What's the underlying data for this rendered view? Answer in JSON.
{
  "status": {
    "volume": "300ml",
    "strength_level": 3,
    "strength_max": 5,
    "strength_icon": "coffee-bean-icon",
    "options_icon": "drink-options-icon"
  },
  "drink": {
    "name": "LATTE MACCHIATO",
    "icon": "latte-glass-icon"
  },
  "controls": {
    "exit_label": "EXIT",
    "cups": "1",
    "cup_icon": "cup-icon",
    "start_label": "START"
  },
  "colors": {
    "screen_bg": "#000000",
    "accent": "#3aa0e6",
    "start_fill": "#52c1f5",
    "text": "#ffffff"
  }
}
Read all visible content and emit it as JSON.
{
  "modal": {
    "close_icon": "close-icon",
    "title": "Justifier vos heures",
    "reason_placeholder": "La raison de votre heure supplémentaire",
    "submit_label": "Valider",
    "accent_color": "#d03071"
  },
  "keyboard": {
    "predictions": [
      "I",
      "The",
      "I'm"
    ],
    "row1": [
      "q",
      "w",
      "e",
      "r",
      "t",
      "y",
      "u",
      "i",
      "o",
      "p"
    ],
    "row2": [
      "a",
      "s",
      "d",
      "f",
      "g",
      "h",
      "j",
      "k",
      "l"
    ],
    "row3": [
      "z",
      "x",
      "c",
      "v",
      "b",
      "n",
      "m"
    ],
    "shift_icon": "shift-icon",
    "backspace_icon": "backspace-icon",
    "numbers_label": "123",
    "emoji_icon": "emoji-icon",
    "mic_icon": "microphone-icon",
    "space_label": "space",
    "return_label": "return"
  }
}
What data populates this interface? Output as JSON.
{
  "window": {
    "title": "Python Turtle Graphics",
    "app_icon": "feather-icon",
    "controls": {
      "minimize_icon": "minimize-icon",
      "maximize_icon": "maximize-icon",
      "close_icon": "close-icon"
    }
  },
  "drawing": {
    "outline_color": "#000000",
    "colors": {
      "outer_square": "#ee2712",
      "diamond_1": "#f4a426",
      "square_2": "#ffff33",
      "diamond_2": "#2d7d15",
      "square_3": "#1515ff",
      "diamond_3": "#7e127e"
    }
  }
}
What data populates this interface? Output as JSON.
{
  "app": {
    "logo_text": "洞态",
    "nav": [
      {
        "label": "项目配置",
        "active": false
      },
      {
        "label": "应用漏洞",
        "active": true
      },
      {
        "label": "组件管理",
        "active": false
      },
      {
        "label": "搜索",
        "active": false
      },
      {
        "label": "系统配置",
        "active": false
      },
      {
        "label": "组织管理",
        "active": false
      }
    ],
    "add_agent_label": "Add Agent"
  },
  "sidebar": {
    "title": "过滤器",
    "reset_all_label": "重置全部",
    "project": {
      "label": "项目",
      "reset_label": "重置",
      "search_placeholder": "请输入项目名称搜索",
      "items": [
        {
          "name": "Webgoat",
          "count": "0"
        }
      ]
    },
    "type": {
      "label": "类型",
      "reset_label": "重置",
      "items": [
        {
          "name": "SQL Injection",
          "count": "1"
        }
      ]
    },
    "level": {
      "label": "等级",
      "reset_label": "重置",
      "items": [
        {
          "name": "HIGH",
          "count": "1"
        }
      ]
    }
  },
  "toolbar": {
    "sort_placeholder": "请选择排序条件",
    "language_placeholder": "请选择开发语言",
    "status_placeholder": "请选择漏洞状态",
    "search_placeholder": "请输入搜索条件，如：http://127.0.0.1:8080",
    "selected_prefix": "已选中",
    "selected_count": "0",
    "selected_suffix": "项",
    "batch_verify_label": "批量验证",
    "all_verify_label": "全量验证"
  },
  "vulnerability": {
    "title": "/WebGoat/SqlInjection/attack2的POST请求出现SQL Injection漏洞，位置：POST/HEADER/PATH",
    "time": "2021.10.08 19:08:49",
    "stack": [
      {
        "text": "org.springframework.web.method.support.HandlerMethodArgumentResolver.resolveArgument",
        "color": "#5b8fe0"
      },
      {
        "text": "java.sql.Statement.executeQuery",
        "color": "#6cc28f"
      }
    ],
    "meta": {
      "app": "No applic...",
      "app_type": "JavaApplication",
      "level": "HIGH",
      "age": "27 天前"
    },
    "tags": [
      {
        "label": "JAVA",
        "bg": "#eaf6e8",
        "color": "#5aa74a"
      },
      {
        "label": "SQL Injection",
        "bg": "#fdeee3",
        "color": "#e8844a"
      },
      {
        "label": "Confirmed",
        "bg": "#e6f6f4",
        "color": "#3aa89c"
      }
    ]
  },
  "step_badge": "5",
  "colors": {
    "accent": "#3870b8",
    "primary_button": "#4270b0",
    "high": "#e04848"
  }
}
================================
Copy every line of the material, please, keeping it exactly the same.

* [Correct result]
What's the underlying data for this rendered view? Answer in JSON.
{
  "status": {
    "volume": "300ml",
    "strength_level": 3,
    "strength_max": 5,
    "strength_icon": "coffee-bean-icon",
    "options_icon": "drink-options-icon"
  },
  "drink": {
    "name": "LATTE MACCHIATO",
    "icon": "latte-glass-icon"
  },
  "controls": {
    "exit_label": "EXIT",
    "cups": "1",
    "cup_icon": "cup-icon",
    "start_label": "START"
  },
  "colors": {
    "screen_bg": "#000000",
    "accent": "#3aa0e6",
    "start_fill": "#52c1f5",
    "text": "#ffffff"
  }
}
Read all visible content and emit it as JSON.
{
  "modal": {
    "close_icon": "close-icon",
    "title": "Justifier vos heures",
    "reason_placeholder": "La raison de votre heure supplémentaire",
    "submit_label": "Valider",
    "accent_color": "#d03071"
  },
  "keyboard": {
    "predictions": [
      "I",
      "The",
      "I'm"
    ],
    "row1": [
      "q",
      "w",
      "e",
      "r",
      "t",
      "y",
      "u",
      "i",
      "o",
      "p"
    ],
    "row2": [
      "a",
      "s",
      "d",
      "f",
      "g",
      "h",
      "j",
      "k",
      "l"
    ],
    "row3": [
      "z",
      "x",
      "c",
      "v",
      "b",
      "n",
      "m"
    ],
    "shift_icon": "shift-icon",
    "backspace_icon": "backspace-icon",
    "numbers_label": "123",
    "emoji_icon": "emoji-icon",
    "mic_icon": "microphone-icon",
    "space_label": "space",
    "return_label": "return"
  }
}
What data populates this interface? Output as JSON.
{
  "window": {
    "title": "Python Turtle Graphics",
    "app_icon": "feather-icon",
    "controls": {
      "minimize_icon": "minimize-icon",
      "maximize_icon": "maximize-icon",
      "close_icon": "close-icon"
    }
  },
  "drawing": {
    "outline_color": "#000000",
    "colors": {
      "outer_square": "#ee2712",
      "diamond_1": "#f4a426",
      "square_2": "#ffff33",
      "diamond_2": "#2d7d15",
      "square_3": "#1515ff",
      "diamond_3": "#7e127e"
    }
  }
}
What data populates this interface? Output as JSON.
{
  "app": {
    "logo_text": "洞态",
    "nav": [
      {
        "label": "项目配置",
        "active": false
      },
      {
        "label": "应用漏洞",
        "active": true
      },
      {
        "label": "组件管理",
        "active": false
      },
      {
        "label": "搜索",
        "active": false
      },
      {
        "label": "系统配置",
        "active": false
      },
      {
        "label": "组织管理",
        "active": false
      }
    ],
    "add_agent_label": "Add Agent"
  },
  "sidebar": {
    "title": "过滤器",
    "reset_all_label": "重置全部",
    "project": {
      "label": "项目",
      "reset_label": "重置",
      "search_placeholder": "请输入项目名称搜索",
      "items": [
        {
          "name": "Webgoat",
          "count": "0"
        }
      ]
    },
    "type": {
      "label": "类型",
      "reset_label": "重置",
      "items": [
        {
          "name": "SQL Injection",
          "count": "1"
        }
      ]
    },
    "level": {
      "label": "等级",
      "reset_label": "重置",
      "items": [
        {
          "name": "HIGH",
          "count": "1"
        }
      ]
    }
  },
  "toolbar": {
    "sort_placeholder": "请选择排序条件",
    "language_placeholder": "请选择开发语言",
    "status_placeholder": "请选择漏洞状态",
    "search_placeholder": "请输入搜索条件，如：http://127.0.0.1:8080",
    "selected_prefix": "已选中",
    "selected_count": "0",
    "selected_suffix": "项",
    "batch_verify_label": "批量验证",
    "all_verify_label": "全量验证"
  },
  "vulnerability": {
    "title": "/WebGoat/SqlInjection/attack2的POST请求出现SQL Injection漏洞，位置：POST/HEADER/PATH",
    "time": "2021.10.08 19:08:49",
    "stack": [
      {
        "text": "org.springframework.web.method.support.HandlerMethodArgumentResolver.resolveArgument",
        "color": "#5b8fe0"
      },
      {
        "text": "java.sql.Statement.executeQuery",
        "color": "#6cc28f"
      }
    ],
    "meta": {
      "app": "No applic...",
      "app_type": "JavaApplication",
      "level": "HIGH",
      "age": "27 天前"
    },
    "tags": [
      {
        "label": "JAVA",
        "bg": "#eaf6e8",
        "color": "#5aa74a"
      },
      {
        "label": "SQL Injection",
        "bg": "#fdeee3",
        "color": "#e8844a"
      },
      {
        "label": "Confirmed",
        "bg": "#e6f6f4",
        "color": "#3aa89c"
      }
    ]
  },
  "step_badge": "5",
  "colors": {
    "accent": "#3870b8",
    "primary_button": "#4270b0",
    "high": "#e04848"
  }
}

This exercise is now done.